PROBLEM:
Show all lines that include the string "Tracer"; copy each one.

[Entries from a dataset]

******************************

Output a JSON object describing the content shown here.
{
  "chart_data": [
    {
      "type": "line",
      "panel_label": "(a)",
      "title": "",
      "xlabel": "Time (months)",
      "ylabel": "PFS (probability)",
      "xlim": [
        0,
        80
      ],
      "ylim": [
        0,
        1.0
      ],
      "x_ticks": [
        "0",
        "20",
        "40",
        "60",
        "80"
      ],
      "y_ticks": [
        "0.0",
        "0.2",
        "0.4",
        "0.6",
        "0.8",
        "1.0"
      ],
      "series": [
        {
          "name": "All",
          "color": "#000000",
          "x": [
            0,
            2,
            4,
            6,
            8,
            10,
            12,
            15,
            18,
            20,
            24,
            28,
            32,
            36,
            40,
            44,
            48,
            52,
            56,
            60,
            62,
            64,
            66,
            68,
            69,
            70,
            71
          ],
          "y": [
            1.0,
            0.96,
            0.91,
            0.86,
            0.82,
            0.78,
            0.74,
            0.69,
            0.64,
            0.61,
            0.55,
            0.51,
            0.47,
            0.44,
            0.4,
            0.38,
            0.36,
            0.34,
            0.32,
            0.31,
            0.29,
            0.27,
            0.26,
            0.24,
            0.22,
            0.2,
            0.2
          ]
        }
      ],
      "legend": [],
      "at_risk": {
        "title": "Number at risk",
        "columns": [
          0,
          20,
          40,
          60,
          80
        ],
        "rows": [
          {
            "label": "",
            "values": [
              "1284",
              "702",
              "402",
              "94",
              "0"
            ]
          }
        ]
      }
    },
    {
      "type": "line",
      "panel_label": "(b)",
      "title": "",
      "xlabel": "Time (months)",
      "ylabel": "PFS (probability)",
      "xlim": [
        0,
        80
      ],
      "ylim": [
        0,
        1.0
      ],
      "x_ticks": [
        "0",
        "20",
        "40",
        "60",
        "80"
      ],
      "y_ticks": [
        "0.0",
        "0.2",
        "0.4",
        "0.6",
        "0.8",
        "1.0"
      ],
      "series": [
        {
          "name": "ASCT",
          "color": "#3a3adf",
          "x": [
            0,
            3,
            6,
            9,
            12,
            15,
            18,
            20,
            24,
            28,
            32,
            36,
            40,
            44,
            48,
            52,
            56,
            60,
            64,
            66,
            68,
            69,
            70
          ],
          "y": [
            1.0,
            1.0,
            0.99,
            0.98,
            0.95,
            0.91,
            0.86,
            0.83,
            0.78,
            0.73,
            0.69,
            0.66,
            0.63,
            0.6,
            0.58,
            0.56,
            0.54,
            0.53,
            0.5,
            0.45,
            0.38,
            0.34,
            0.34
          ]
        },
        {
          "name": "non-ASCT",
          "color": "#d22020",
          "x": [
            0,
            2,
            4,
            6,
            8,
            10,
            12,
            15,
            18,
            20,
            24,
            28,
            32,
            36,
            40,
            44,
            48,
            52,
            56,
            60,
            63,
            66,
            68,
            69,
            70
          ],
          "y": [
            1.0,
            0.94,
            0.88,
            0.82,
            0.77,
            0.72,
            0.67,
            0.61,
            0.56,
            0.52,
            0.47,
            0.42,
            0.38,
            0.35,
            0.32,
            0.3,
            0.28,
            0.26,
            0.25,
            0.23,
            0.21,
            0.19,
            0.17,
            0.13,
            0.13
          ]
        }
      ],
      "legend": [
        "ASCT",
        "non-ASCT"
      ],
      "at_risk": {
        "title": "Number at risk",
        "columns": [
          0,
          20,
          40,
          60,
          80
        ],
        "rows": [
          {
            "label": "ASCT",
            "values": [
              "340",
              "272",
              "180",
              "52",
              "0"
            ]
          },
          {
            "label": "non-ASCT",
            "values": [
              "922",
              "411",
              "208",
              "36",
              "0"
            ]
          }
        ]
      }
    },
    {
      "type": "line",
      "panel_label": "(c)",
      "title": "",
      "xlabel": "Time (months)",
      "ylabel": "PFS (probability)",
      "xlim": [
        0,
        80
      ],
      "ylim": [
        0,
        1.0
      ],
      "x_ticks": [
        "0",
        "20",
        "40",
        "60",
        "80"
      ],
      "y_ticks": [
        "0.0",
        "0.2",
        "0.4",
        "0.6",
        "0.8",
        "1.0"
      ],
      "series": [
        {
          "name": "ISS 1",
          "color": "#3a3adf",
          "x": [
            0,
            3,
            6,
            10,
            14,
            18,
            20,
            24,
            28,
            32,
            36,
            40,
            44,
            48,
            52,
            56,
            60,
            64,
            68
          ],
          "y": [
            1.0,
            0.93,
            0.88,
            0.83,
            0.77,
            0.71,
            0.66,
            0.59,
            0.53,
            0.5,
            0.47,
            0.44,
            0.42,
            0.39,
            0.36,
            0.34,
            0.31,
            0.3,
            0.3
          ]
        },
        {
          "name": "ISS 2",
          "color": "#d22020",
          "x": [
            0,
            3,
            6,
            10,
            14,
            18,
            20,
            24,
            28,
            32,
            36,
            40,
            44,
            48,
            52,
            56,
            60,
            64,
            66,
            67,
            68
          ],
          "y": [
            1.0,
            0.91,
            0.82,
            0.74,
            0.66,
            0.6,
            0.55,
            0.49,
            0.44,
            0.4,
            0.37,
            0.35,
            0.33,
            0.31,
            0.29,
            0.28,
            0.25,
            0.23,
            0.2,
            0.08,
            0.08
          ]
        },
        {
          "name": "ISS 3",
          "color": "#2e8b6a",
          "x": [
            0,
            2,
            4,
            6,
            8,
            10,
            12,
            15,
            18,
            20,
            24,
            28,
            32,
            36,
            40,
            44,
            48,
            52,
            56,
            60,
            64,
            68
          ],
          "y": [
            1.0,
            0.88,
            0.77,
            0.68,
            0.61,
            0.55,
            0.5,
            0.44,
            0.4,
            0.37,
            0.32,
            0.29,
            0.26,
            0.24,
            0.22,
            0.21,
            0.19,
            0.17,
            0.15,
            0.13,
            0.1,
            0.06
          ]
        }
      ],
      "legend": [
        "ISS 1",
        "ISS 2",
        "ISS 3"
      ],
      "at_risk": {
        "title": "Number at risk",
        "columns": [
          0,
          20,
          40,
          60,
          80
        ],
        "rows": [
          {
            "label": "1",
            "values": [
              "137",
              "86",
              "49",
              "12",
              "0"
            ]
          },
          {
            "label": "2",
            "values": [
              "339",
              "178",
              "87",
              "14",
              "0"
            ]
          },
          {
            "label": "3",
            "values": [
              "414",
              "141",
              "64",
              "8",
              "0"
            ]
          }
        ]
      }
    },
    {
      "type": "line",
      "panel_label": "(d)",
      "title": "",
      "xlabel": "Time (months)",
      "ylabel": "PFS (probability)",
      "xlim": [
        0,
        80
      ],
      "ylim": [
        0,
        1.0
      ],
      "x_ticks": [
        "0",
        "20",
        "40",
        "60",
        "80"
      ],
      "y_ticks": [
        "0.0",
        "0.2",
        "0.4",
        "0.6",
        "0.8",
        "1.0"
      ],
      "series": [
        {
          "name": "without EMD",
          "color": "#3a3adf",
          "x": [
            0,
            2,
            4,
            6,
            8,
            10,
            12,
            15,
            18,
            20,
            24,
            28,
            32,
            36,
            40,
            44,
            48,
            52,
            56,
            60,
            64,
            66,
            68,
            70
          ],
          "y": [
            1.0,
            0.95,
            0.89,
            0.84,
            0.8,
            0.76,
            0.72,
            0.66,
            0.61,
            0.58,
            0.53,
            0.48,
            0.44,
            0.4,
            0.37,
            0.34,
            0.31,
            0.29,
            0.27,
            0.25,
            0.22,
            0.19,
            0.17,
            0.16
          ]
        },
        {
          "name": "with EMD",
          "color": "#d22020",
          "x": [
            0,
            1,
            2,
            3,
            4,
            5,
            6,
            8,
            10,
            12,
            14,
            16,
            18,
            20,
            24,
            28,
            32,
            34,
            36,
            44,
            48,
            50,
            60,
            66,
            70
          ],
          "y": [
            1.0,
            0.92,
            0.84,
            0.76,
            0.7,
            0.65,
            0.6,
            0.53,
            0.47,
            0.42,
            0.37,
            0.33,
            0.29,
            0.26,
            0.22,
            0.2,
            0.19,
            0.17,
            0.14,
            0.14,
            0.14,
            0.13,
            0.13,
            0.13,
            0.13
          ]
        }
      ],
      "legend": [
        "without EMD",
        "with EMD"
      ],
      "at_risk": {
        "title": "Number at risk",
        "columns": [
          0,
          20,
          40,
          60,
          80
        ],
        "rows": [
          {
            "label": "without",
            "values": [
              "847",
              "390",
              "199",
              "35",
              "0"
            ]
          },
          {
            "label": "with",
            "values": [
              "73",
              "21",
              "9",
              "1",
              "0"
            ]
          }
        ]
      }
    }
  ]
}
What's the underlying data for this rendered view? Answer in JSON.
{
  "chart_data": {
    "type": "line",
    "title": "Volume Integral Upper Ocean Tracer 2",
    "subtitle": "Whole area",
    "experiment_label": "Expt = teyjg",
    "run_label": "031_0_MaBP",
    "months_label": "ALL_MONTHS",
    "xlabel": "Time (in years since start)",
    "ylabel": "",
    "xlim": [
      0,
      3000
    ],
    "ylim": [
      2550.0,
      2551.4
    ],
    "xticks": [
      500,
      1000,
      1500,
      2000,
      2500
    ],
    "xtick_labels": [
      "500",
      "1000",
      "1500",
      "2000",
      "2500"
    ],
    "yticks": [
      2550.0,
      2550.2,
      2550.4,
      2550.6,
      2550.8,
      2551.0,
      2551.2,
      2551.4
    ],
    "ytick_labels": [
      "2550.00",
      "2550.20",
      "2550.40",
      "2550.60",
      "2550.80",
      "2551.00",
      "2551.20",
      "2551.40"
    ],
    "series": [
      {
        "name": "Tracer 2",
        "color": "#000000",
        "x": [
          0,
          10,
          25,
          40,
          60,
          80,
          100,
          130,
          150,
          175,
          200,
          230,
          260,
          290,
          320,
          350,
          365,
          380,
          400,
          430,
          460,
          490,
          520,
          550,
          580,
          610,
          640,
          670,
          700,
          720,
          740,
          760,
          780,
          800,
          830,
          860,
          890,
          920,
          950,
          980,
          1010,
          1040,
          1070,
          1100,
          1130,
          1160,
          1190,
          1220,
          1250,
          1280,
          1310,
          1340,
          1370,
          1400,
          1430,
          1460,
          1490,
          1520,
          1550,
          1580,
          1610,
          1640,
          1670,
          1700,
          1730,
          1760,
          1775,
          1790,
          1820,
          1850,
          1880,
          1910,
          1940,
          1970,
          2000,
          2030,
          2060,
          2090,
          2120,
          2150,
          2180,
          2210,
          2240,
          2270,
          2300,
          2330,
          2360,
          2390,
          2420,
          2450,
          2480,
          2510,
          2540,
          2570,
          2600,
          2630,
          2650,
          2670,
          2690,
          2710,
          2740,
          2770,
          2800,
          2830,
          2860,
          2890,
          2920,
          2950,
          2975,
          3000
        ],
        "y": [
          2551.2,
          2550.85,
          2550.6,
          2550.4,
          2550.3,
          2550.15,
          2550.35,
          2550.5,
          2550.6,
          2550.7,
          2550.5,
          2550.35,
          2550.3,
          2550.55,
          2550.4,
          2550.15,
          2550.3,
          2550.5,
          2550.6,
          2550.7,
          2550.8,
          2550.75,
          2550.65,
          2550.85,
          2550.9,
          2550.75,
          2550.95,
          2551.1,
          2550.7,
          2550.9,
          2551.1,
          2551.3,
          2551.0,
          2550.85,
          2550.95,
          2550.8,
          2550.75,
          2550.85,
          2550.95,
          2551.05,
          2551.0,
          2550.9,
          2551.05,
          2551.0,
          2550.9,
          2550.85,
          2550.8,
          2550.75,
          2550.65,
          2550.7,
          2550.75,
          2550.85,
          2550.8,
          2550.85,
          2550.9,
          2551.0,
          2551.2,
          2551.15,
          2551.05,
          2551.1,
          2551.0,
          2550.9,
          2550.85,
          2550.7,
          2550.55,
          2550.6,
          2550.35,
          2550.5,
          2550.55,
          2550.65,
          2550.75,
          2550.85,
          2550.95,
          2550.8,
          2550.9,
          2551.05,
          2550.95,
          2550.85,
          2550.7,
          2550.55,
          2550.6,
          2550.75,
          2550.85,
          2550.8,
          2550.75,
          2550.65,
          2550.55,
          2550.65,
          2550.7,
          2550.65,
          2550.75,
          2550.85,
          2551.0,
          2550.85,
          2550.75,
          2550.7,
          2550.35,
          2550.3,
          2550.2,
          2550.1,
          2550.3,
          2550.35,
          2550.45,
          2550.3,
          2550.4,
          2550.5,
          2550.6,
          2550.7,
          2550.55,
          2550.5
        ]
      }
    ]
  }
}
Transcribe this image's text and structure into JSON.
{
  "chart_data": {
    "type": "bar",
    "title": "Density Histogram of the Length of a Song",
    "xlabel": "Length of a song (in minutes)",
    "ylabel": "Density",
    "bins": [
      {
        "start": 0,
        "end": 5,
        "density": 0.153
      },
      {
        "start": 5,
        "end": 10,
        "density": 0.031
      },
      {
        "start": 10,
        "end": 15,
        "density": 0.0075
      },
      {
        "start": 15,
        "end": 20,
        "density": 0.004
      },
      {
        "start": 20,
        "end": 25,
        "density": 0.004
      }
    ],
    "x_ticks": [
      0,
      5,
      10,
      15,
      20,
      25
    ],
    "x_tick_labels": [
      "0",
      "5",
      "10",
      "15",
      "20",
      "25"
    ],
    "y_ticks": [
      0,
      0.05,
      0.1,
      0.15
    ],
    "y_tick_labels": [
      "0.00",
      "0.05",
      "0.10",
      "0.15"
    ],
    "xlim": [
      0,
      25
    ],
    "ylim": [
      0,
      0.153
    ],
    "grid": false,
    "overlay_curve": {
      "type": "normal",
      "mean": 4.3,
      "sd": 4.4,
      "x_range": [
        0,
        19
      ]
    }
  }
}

******************************

WRITTEN RESPONSE:
    "title": "Volume Integral Upper Ocean Tracer 2",
        "name": "Tracer 2",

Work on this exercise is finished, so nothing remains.